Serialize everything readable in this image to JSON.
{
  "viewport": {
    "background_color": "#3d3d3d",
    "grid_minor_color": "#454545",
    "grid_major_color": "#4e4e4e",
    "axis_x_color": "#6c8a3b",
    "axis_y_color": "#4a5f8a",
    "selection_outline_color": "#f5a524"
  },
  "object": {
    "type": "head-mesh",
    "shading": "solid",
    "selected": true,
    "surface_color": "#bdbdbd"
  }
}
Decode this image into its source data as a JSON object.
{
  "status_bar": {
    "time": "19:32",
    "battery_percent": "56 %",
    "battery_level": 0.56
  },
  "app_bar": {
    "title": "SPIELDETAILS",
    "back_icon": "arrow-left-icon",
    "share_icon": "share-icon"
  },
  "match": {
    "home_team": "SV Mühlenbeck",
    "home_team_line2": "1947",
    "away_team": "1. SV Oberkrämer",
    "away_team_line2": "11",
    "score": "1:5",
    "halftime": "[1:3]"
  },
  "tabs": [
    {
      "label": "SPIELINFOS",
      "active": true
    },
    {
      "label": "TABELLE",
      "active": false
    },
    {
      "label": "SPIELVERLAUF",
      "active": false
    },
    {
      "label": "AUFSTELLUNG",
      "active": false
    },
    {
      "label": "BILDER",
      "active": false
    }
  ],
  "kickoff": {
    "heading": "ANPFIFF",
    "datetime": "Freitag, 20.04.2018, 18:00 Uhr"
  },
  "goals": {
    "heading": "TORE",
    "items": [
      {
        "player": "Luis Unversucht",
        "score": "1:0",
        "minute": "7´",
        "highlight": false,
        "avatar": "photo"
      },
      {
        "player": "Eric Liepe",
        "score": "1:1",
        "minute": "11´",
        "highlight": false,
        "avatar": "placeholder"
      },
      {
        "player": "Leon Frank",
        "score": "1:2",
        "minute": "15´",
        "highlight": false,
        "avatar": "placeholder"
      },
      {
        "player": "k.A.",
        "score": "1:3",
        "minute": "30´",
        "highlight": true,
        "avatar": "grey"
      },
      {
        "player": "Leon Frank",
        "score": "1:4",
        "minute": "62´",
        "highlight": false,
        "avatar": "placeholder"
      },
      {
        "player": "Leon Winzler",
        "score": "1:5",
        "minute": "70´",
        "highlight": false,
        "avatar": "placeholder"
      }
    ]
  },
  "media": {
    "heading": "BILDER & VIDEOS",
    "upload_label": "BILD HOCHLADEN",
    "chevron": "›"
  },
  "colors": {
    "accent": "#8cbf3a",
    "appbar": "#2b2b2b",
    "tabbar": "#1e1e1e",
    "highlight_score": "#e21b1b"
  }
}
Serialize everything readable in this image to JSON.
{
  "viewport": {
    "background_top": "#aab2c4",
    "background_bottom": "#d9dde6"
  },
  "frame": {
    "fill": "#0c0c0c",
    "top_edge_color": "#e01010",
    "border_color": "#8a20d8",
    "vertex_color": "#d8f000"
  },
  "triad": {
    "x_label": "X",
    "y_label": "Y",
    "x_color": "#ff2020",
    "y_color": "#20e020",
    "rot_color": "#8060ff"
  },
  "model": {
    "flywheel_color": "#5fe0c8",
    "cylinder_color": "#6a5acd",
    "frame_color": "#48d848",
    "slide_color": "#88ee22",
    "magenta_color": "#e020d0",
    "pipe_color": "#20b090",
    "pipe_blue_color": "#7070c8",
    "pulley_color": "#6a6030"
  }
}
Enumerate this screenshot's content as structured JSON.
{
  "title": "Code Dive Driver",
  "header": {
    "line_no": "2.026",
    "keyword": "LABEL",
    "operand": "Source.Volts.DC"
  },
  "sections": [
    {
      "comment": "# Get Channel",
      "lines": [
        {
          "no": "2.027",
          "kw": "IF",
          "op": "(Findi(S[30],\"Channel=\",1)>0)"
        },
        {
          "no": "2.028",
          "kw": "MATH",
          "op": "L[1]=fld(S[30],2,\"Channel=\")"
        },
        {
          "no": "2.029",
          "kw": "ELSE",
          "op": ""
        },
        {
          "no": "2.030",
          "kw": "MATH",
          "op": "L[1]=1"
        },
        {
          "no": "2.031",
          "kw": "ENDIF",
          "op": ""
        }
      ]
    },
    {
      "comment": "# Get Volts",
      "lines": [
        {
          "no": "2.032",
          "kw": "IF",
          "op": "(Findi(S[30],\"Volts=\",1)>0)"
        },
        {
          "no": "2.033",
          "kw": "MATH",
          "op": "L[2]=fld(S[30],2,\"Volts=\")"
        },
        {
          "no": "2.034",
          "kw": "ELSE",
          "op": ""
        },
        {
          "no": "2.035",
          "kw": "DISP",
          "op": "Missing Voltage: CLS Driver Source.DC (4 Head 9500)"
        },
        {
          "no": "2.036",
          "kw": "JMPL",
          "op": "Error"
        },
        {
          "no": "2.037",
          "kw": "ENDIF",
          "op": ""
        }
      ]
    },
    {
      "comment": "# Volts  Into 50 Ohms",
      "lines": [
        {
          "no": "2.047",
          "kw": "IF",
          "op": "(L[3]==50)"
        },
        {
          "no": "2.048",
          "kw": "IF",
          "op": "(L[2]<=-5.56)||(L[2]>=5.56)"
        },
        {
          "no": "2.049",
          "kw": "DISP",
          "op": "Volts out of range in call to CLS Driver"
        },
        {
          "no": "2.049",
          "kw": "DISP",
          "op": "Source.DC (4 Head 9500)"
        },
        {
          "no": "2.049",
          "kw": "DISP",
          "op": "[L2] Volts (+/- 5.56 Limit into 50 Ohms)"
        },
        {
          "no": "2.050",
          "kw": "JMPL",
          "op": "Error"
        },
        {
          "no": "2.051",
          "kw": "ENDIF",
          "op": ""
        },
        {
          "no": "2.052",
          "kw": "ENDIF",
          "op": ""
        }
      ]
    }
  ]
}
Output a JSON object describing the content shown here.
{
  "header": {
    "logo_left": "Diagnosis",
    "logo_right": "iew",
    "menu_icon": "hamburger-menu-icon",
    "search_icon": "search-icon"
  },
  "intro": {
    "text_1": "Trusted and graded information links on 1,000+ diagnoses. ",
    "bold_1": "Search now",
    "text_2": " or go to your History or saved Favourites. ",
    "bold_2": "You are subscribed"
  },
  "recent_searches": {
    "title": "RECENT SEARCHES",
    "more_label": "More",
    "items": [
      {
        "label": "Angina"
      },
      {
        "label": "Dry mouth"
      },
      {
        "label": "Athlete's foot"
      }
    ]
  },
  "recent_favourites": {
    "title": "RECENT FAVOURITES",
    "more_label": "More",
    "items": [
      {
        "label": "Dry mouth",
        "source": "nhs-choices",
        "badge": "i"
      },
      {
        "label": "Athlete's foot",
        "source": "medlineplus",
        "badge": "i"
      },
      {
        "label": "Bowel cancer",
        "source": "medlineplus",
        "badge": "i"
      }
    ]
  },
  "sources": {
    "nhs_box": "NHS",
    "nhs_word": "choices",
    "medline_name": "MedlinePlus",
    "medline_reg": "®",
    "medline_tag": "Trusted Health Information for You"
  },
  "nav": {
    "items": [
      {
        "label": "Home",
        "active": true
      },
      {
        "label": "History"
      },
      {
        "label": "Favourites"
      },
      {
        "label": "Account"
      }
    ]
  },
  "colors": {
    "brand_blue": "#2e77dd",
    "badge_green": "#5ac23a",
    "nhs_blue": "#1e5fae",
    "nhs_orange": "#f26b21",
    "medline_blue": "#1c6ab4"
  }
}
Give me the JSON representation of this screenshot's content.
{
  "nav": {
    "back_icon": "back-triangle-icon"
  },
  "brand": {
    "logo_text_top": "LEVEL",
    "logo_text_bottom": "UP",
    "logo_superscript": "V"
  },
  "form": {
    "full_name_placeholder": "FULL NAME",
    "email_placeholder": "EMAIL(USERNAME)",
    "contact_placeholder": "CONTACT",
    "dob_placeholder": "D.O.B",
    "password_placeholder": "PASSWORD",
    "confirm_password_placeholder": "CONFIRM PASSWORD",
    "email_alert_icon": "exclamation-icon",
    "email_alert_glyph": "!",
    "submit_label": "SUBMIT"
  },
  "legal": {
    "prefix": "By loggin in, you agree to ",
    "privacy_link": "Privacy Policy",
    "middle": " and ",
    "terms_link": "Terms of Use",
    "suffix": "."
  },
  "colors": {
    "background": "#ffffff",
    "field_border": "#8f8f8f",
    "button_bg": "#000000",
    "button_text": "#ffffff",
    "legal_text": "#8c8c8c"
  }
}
___
Work to be completed ::
Search the lines above for the string "ffffff" and copy each line that has it.

Solution to this exercise ::
    "background": "#ffffff",
    "button_text": "#ffffff",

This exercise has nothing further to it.